Directions for this task - Look for "text" in each line of the entries, and return the matching lines.

Stored records:
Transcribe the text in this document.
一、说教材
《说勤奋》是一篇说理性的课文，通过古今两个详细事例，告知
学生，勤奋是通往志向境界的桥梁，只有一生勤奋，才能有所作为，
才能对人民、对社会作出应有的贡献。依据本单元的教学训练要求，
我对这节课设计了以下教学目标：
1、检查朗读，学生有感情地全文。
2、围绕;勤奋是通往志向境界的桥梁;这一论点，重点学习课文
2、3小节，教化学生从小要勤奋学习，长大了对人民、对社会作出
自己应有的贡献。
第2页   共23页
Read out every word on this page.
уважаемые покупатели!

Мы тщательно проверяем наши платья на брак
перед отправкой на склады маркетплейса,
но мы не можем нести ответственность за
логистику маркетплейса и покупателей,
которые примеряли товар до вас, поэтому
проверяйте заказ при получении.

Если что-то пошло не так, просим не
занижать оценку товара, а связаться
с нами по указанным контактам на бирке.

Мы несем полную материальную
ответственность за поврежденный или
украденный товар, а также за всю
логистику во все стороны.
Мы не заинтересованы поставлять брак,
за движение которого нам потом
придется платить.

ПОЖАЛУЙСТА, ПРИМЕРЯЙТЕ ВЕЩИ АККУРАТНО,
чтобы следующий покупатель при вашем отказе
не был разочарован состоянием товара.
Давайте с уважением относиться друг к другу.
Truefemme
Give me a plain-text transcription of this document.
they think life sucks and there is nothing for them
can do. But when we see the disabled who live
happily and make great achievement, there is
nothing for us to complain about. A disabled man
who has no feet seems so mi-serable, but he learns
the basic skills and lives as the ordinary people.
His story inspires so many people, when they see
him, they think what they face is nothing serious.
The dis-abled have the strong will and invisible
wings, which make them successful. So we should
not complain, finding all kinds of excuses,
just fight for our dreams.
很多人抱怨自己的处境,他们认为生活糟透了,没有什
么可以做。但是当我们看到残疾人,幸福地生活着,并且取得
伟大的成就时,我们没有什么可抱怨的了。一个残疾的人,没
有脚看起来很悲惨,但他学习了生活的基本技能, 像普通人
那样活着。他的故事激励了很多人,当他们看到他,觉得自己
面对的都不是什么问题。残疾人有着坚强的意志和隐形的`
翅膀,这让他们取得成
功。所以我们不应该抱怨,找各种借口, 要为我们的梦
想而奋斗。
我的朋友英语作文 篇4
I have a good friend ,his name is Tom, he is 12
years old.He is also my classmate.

Completed exercise -
Transcribe the text in this document.
Give me a plain-text transcription of this document.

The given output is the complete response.